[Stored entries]

◆ ◆ ◆

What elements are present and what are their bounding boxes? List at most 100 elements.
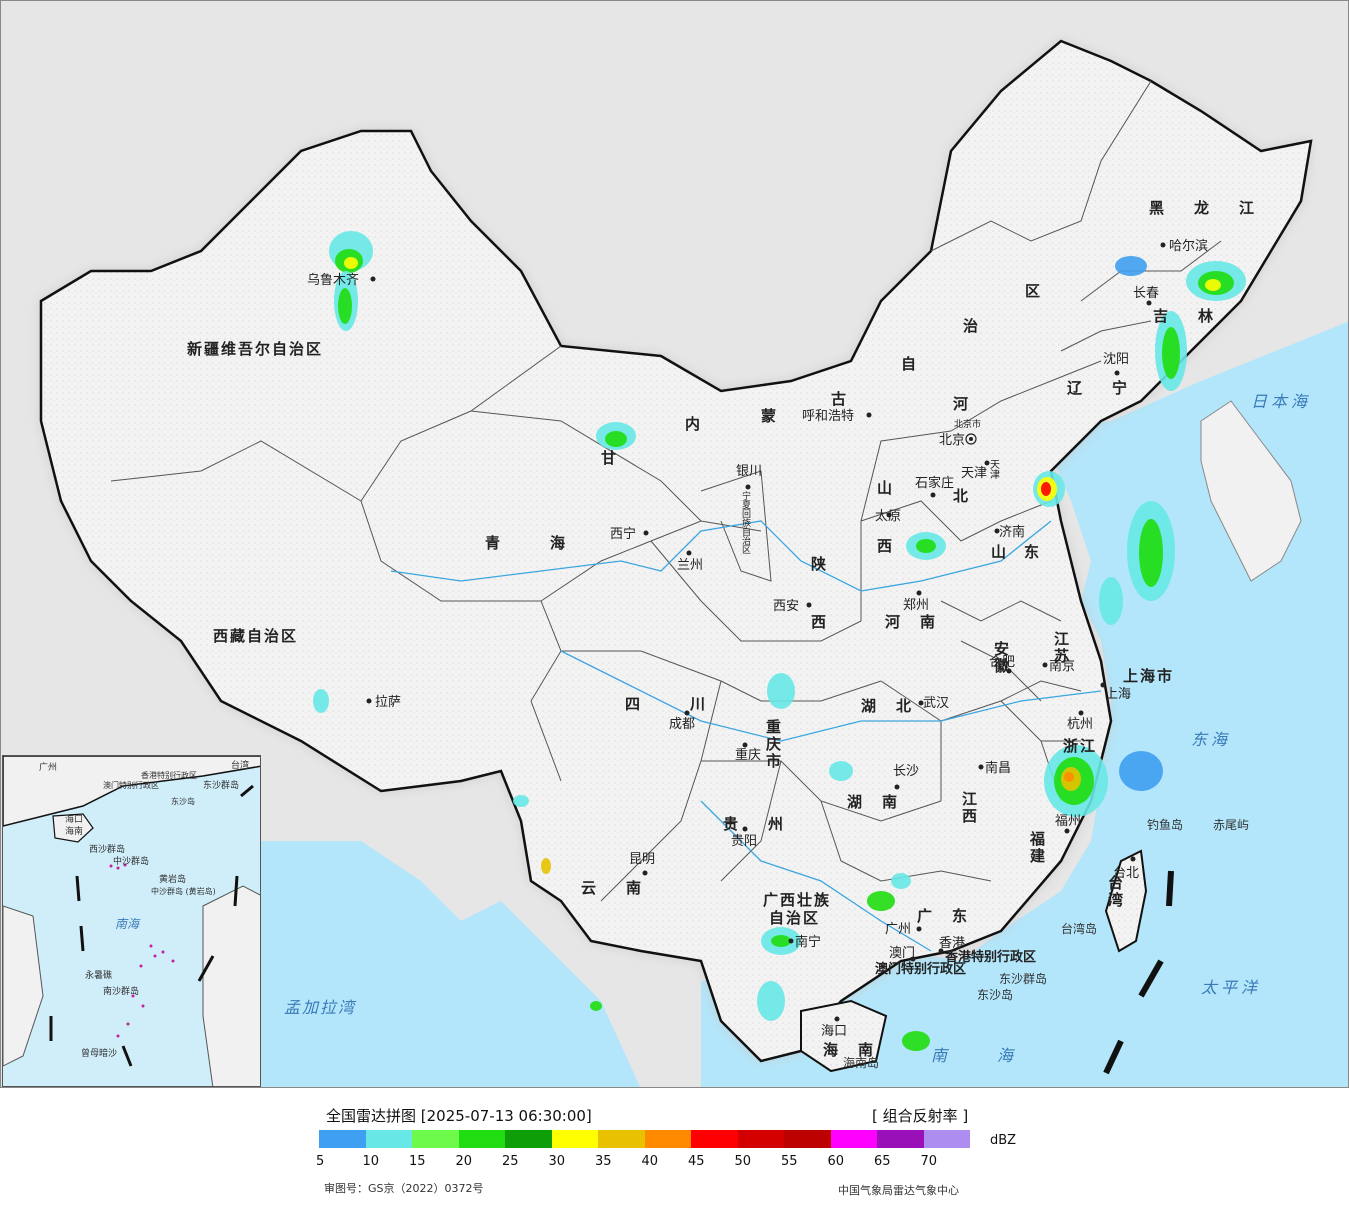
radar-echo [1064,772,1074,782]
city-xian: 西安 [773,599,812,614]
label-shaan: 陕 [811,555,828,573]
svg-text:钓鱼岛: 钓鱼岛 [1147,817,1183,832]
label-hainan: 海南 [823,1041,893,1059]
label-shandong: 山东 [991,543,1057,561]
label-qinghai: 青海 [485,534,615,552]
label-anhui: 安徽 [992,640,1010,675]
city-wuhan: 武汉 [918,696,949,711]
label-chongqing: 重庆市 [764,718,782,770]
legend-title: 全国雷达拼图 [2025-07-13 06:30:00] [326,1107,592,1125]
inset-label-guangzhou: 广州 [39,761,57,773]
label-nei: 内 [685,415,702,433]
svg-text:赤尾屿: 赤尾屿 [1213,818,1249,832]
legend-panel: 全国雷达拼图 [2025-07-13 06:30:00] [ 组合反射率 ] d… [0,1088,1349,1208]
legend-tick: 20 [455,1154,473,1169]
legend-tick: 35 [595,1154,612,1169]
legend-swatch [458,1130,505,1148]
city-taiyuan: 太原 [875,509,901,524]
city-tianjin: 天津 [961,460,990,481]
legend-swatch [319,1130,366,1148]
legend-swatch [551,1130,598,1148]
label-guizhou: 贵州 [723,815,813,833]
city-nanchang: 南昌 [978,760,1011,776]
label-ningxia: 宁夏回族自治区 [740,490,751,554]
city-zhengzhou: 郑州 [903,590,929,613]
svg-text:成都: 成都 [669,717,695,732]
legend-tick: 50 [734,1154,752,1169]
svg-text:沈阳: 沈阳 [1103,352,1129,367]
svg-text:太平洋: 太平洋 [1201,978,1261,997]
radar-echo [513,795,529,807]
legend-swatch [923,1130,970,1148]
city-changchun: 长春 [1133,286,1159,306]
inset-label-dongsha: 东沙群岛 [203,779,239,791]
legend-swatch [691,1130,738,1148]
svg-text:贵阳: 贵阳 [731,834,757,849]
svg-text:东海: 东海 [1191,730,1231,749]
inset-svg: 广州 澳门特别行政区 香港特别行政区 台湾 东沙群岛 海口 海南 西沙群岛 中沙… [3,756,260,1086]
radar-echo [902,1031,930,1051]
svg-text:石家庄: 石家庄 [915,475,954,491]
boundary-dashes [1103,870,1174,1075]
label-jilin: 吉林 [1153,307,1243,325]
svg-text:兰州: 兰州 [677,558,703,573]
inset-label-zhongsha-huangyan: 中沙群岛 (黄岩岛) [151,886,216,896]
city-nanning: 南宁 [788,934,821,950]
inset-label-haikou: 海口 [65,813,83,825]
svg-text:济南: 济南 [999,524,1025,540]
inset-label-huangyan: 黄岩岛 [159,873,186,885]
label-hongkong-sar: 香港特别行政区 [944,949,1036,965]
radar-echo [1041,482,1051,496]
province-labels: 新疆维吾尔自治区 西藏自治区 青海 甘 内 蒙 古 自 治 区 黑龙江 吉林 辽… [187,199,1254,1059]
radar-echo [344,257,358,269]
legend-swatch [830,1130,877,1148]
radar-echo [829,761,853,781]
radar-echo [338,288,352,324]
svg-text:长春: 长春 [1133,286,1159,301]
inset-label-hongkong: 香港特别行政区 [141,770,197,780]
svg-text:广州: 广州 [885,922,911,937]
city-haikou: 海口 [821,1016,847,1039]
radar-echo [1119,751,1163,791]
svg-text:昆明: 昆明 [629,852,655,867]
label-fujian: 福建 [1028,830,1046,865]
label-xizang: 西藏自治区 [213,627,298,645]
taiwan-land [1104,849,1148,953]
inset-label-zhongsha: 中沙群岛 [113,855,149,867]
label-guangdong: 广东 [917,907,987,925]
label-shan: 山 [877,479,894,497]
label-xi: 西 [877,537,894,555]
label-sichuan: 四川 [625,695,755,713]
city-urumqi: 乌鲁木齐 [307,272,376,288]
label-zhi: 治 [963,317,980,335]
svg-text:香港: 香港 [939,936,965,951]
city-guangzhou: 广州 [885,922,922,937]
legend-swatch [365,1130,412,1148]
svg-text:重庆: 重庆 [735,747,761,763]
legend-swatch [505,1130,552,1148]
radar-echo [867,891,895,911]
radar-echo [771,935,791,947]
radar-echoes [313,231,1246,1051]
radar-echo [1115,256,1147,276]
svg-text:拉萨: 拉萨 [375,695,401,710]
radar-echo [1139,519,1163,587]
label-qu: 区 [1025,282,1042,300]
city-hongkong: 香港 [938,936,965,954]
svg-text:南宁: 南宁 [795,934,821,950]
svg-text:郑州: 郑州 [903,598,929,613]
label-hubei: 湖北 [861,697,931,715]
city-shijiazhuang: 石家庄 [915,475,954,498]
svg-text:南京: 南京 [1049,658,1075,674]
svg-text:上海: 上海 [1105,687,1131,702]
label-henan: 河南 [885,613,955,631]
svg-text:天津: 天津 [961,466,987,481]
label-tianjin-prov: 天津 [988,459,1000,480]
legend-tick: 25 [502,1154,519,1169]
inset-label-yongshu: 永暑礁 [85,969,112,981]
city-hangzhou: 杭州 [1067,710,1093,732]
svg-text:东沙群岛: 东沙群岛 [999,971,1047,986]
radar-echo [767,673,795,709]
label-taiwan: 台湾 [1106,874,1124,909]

◆ ◆ ◆

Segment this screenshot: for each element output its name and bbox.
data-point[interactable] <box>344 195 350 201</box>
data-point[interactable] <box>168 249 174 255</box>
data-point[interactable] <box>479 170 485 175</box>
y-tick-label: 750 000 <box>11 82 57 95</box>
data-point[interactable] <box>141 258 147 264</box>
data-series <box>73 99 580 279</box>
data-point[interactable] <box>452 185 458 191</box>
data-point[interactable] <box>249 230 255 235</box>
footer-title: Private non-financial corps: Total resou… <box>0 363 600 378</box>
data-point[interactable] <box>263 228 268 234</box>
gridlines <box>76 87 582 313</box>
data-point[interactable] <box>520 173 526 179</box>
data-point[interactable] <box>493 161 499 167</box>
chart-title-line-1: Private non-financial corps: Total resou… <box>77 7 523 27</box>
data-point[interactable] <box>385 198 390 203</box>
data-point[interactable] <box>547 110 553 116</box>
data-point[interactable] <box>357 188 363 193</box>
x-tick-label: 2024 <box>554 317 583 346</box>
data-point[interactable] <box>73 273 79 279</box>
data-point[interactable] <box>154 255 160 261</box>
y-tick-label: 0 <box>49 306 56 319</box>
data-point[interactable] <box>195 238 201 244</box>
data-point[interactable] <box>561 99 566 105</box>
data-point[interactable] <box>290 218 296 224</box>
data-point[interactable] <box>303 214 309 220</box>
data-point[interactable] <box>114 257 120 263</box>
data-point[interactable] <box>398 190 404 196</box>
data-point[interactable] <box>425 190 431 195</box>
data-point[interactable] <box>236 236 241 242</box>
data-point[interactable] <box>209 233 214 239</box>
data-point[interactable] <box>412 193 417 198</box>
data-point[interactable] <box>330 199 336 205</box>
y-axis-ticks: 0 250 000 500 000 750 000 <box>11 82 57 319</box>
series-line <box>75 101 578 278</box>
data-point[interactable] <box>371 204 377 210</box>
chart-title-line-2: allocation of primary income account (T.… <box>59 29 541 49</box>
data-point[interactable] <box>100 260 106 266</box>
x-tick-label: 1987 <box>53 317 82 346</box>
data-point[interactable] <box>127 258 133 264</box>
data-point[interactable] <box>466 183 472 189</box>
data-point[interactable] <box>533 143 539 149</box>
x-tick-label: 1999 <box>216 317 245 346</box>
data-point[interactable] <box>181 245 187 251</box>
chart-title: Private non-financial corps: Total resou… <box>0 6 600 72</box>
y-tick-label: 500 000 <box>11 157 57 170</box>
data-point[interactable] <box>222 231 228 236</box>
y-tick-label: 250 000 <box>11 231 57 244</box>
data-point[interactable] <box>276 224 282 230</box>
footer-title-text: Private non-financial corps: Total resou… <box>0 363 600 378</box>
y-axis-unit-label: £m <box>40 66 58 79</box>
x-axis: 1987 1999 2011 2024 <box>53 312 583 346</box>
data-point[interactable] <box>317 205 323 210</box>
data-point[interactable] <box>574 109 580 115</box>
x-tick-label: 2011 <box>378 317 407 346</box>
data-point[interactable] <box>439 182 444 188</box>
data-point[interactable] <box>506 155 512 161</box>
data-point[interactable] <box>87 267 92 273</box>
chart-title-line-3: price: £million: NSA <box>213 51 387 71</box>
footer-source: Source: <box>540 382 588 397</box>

◆ ◆ ◆

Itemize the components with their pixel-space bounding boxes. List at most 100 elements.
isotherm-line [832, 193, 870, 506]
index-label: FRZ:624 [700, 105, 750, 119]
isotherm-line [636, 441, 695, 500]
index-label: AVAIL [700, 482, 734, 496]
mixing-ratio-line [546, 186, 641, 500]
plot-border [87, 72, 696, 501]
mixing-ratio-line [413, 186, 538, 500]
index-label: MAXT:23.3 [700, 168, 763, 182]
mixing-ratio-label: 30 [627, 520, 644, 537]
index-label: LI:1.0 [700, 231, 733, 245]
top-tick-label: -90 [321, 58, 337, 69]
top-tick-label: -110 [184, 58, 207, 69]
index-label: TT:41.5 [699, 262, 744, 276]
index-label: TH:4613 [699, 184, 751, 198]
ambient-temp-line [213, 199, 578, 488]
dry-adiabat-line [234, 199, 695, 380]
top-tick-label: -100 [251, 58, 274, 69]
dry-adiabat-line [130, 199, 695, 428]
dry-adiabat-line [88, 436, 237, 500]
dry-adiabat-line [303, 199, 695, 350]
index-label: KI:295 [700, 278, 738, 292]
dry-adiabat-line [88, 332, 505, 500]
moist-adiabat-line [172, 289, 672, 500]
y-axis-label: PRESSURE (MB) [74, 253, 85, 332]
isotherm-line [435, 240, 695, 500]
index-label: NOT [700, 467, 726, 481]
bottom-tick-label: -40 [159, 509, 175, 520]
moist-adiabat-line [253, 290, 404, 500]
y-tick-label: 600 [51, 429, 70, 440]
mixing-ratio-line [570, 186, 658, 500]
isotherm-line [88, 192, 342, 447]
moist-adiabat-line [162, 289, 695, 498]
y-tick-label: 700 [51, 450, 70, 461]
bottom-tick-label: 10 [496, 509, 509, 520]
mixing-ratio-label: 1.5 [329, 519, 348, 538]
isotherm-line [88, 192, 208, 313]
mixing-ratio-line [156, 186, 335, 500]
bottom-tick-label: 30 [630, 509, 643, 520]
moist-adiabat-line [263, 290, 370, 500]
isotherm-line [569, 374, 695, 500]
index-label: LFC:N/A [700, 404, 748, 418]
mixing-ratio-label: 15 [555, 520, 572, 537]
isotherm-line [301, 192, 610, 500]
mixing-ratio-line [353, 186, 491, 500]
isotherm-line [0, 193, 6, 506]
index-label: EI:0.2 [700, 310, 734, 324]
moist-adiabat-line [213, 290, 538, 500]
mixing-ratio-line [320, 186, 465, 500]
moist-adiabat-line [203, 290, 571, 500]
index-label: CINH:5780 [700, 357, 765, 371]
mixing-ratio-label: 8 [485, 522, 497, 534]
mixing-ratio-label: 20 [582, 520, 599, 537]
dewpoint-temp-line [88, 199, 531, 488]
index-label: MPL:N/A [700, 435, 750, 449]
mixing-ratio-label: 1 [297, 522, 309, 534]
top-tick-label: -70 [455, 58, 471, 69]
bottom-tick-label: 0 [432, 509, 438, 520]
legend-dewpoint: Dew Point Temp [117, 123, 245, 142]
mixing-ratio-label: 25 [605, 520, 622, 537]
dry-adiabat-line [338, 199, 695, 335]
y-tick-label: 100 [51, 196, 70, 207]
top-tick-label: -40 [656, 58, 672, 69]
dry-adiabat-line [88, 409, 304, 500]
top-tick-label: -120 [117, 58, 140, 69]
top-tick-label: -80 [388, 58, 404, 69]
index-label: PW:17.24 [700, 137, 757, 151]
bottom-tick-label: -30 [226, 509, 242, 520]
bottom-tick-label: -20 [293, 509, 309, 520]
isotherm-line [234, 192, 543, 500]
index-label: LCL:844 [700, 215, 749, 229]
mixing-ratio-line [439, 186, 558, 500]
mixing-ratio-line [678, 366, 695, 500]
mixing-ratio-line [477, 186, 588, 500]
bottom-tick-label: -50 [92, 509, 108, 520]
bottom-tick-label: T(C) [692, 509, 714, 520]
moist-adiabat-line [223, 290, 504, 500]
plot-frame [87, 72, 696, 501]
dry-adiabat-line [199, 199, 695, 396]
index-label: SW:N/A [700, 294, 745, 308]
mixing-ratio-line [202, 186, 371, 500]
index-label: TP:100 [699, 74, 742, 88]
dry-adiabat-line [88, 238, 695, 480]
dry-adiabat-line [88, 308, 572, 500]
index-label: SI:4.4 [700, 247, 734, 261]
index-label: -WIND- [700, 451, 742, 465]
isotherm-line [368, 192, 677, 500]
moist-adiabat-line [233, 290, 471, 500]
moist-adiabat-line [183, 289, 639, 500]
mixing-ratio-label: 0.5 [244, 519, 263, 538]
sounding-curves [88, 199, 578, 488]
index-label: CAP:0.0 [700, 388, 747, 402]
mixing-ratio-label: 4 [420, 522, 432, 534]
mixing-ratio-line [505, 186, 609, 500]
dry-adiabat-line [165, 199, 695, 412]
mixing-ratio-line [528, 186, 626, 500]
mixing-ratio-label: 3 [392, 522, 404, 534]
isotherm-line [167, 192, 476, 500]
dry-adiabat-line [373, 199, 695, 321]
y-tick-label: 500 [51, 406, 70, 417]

◆ ◆ ◆

* Task description:
State the number of lines in the entries that contain the string "huangyan". Give only the number.

* Exercise answer:
2